* Exercise
Reproduce all entries precisely, down to the last character.

**** Stored data ****

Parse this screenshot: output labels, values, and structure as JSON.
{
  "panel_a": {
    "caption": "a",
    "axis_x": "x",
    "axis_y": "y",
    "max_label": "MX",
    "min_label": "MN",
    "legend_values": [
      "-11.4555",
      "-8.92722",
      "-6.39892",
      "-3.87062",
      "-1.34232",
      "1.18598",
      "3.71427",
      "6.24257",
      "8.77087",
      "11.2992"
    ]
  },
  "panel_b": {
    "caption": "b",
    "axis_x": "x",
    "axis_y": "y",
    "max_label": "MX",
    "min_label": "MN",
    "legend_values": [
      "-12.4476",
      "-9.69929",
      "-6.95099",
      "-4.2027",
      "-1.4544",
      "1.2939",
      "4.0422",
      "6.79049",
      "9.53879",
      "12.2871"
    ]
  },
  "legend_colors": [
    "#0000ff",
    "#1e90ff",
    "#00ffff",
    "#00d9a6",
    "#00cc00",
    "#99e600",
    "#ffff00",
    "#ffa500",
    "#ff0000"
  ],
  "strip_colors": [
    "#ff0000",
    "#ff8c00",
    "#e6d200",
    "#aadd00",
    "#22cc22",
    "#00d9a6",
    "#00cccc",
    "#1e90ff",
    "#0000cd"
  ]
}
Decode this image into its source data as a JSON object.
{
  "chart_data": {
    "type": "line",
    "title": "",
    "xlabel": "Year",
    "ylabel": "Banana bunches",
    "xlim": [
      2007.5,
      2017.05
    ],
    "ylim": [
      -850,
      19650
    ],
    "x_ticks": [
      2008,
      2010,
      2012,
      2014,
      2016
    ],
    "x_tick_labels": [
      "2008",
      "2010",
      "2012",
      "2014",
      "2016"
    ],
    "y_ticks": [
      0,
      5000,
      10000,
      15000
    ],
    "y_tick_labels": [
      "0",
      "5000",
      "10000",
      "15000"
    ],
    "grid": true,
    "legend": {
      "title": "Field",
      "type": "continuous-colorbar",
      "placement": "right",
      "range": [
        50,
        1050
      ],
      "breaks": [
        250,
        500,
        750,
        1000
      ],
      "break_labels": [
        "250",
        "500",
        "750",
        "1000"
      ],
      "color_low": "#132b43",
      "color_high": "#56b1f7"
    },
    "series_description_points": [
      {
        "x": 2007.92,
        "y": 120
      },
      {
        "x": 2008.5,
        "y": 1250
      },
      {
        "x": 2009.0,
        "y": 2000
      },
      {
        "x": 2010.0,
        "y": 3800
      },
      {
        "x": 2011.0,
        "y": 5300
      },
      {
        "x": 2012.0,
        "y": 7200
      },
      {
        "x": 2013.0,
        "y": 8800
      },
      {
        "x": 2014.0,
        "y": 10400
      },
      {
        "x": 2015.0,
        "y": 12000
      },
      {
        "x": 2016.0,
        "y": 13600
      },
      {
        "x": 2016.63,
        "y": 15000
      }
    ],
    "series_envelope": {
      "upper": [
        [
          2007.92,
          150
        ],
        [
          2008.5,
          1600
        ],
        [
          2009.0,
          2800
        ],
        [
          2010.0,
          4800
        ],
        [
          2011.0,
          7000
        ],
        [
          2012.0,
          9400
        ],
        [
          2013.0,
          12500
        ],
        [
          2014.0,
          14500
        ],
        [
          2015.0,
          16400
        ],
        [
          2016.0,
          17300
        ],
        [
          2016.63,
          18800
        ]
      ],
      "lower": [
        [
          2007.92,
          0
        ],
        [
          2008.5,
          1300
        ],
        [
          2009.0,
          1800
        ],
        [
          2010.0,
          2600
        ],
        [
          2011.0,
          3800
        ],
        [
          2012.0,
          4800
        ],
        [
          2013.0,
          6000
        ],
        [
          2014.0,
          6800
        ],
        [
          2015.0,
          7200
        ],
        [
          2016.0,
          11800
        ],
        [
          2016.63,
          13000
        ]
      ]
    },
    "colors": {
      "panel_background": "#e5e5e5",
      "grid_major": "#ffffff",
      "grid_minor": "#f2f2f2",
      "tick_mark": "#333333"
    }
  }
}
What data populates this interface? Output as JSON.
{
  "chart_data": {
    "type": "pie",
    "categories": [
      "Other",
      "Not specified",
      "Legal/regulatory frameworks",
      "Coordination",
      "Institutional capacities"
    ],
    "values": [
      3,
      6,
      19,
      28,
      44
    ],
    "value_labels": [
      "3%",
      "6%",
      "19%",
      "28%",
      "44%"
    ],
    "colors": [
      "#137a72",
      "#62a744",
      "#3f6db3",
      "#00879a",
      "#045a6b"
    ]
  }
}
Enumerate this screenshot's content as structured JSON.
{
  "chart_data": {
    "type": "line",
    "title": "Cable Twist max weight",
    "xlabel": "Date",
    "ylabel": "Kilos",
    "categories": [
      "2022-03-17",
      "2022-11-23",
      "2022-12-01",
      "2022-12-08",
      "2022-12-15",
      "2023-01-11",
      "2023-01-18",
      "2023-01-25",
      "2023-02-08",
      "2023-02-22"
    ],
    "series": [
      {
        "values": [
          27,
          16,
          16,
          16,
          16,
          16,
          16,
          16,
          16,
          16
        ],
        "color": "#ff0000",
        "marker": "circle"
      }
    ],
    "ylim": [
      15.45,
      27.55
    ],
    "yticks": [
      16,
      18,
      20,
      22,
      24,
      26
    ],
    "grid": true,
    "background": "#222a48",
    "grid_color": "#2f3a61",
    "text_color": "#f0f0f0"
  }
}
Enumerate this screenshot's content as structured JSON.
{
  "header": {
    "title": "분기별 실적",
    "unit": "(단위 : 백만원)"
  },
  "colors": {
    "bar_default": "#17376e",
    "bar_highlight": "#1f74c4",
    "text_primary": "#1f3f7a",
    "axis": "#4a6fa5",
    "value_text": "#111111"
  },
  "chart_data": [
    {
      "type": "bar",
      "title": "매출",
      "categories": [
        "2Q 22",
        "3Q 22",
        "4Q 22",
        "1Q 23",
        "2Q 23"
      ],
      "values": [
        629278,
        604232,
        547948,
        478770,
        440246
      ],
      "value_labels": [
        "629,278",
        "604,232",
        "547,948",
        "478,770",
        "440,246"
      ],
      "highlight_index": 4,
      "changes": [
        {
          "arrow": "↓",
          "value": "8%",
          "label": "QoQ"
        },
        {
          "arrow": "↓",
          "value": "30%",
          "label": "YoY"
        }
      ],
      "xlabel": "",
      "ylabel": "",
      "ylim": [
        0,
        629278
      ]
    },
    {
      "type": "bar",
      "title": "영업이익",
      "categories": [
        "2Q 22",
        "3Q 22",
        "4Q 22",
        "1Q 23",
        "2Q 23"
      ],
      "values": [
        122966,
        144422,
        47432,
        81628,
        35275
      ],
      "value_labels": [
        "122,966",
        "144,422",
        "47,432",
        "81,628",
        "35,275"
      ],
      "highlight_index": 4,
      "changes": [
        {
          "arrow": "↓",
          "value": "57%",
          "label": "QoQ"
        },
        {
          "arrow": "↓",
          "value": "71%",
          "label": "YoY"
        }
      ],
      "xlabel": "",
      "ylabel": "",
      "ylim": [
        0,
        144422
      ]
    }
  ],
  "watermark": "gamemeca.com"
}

****

* Task output
Parse this screenshot: output labels, values, and structure as JSON.
{
  "panel_a": {
    "caption": "a",
    "axis_x": "x",
    "axis_y": "y",
    "max_label": "MX",
    "min_label": "MN",
    "legend_values": [
      "-11.4555",
      "-8.92722",
      "-6.39892",
      "-3.87062",
      "-1.34232",
      "1.18598",
      "3.71427",
      "6.24257",
      "8.77087",
      "11.2992"
    ]
  },
  "panel_b": {
    "caption": "b",
    "axis_x": "x",
    "axis_y": "y",
    "max_label": "MX",
    "min_label": "MN",
    "legend_values": [
      "-12.4476",
      "-9.69929",
      "-6.95099",
      "-4.2027",
      "-1.4544",
      "1.2939",
      "4.0422",
      "6.79049",
      "9.53879",
      "12.2871"
    ]
  },
  "legend_colors": [
    "#0000ff",
    "#1e90ff",
    "#00ffff",
    "#00d9a6",
    "#00cc00",
    "#99e600",
    "#ffff00",
    "#ffa500",
    "#ff0000"
  ],
  "strip_colors": [
    "#ff0000",
    "#ff8c00",
    "#e6d200",
    "#aadd00",
    "#22cc22",
    "#00d9a6",
    "#00cccc",
    "#1e90ff",
    "#0000cd"
  ]
}
Decode this image into its source data as a JSON object.
{
  "chart_data": {
    "type": "line",
    "title": "",
    "xlabel": "Year",
    "ylabel": "Banana bunches",
    "xlim": [
      2007.5,
      2017.05
    ],
    "ylim": [
      -850,
      19650
    ],
    "x_ticks": [
      2008,
      2010,
      2012,
      2014,
      2016
    ],
    "x_tick_labels": [
      "2008",
      "2010",
      "2012",
      "2014",
      "2016"
    ],
    "y_ticks": [
      0,
      5000,
      10000,
      15000
    ],
    "y_tick_labels": [
      "0",
      "5000",
      "10000",
      "15000"
    ],
    "grid": true,
    "legend": {
      "title": "Field",
      "type": "continuous-colorbar",
      "placement": "right",
      "range": [
        50,
        1050
      ],
      "breaks": [
        250,
        500,
        750,
        1000
      ],
      "break_labels": [
        "250",
        "500",
        "750",
        "1000"
      ],
      "color_low": "#132b43",
      "color_high": "#56b1f7"
    },
    "series_description_points": [
      {
        "x": 2007.92,
        "y": 120
      },
      {
        "x": 2008.5,
        "y": 1250
      },
      {
        "x": 2009.0,
        "y": 2000
      },
      {
        "x": 2010.0,
        "y": 3800
      },
      {
        "x": 2011.0,
        "y": 5300
      },
      {
        "x": 2012.0,
        "y": 7200
      },
      {
        "x": 2013.0,
        "y": 8800
      },
      {
        "x": 2014.0,
        "y": 10400
      },
      {
        "x": 2015.0,
        "y": 12000
      },
      {
        "x": 2016.0,
        "y": 13600
      },
      {
        "x": 2016.63,
        "y": 15000
      }
    ],
    "series_envelope": {
      "upper": [
        [
          2007.92,
          150
        ],
        [
          2008.5,
          1600
        ],
        [
          2009.0,
          2800
        ],
        [
          2010.0,
          4800
        ],
        [
          2011.0,
          7000
        ],
        [
          2012.0,
          9400
        ],
        [
          2013.0,
          12500
        ],
        [
          2014.0,
          14500
        ],
        [
          2015.0,
          16400
        ],
        [
          2016.0,
          17300
        ],
        [
          2016.63,
          18800
        ]
      ],
      "lower": [
        [
          2007.92,
          0
        ],
        [
          2008.5,
          1300
        ],
        [
          2009.0,
          1800
        ],
        [
          2010.0,
          2600
        ],
        [
          2011.0,
          3800
        ],
        [
          2012.0,
          4800
        ],
        [
          2013.0,
          6000
        ],
        [
          2014.0,
          6800
        ],
        [
          2015.0,
          7200
        ],
        [
          2016.0,
          11800
        ],
        [
          2016.63,
          13000
        ]
      ]
    },
    "colors": {
      "panel_background": "#e5e5e5",
      "grid_major": "#ffffff",
      "grid_minor": "#f2f2f2",
      "tick_mark": "#333333"
    }
  }
}
What data populates this interface? Output as JSON.
{
  "chart_data": {
    "type": "pie",
    "categories": [
      "Other",
      "Not specified",
      "Legal/regulatory frameworks",
      "Coordination",
      "Institutional capacities"
    ],
    "values": [
      3,
      6,
      19,
      28,
      44
    ],
    "value_labels": [
      "3%",
      "6%",
      "19%",
      "28%",
      "44%"
    ],
    "colors": [
      "#137a72",
      "#62a744",
      "#3f6db3",
      "#00879a",
      "#045a6b"
    ]
  }
}
Enumerate this screenshot's content as structured JSON.
{
  "chart_data": {
    "type": "line",
    "title": "Cable Twist max weight",
    "xlabel": "Date",
    "ylabel": "Kilos",
    "categories": [
      "2022-03-17",
      "2022-11-23",
      "2022-12-01",
      "2022-12-08",
      "2022-12-15",
      "2023-01-11",
      "2023-01-18",
      "2023-01-25",
      "2023-02-08",
      "2023-02-22"
    ],
    "series": [
      {
        "values": [
          27,
          16,
          16,
          16,
          16,
          16,
          16,
          16,
          16,
          16
        ],
        "color": "#ff0000",
        "marker": "circle"
      }
    ],
    "ylim": [
      15.45,
      27.55
    ],
    "yticks": [
      16,
      18,
      20,
      22,
      24,
      26
    ],
    "grid": true,
    "background": "#222a48",
    "grid_color": "#2f3a61",
    "text_color": "#f0f0f0"
  }
}
Enumerate this screenshot's content as structured JSON.
{
  "header": {
    "title": "분기별 실적",
    "unit": "(단위 : 백만원)"
  },
  "colors": {
    "bar_default": "#17376e",
    "bar_highlight": "#1f74c4",
    "text_primary": "#1f3f7a",
    "axis": "#4a6fa5",
    "value_text": "#111111"
  },
  "chart_data": [
    {
      "type": "bar",
      "title": "매출",
      "categories": [
        "2Q 22",
        "3Q 22",
        "4Q 22",
        "1Q 23",
        "2Q 23"
      ],
      "values": [
        629278,
        604232,
        547948,
        478770,
        440246
      ],
      "value_labels": [
        "629,278",
        "604,232",
        "547,948",
        "478,770",
        "440,246"
      ],
      "highlight_index": 4,
      "changes": [
        {
          "arrow": "↓",
          "value": "8%",
          "label": "QoQ"
        },
        {
          "arrow": "↓",
          "value": "30%",
          "label": "YoY"
        }
      ],
      "xlabel": "",
      "ylabel": "",
      "ylim": [
        0,
        629278
      ]
    },
    {
      "type": "bar",
      "title": "영업이익",
      "categories": [
        "2Q 22",
        "3Q 22",
        "4Q 22",
        "1Q 23",
        "2Q 23"
      ],
      "values": [
        122966,
        144422,
        47432,
        81628,
        35275
      ],
      "value_labels": [
        "122,966",
        "144,422",
        "47,432",
        "81,628",
        "35,275"
      ],
      "highlight_index": 4,
      "changes": [
        {
          "arrow": "↓",
          "value": "57%",
          "label": "QoQ"
        },
        {
          "arrow": "↓",
          "value": "71%",
          "label": "YoY"
        }
      ],
      "xlabel": "",
      "ylabel": "",
      "ylim": [
        0,
        144422
      ]
    }
  ],
  "watermark": "gamemeca.com"
}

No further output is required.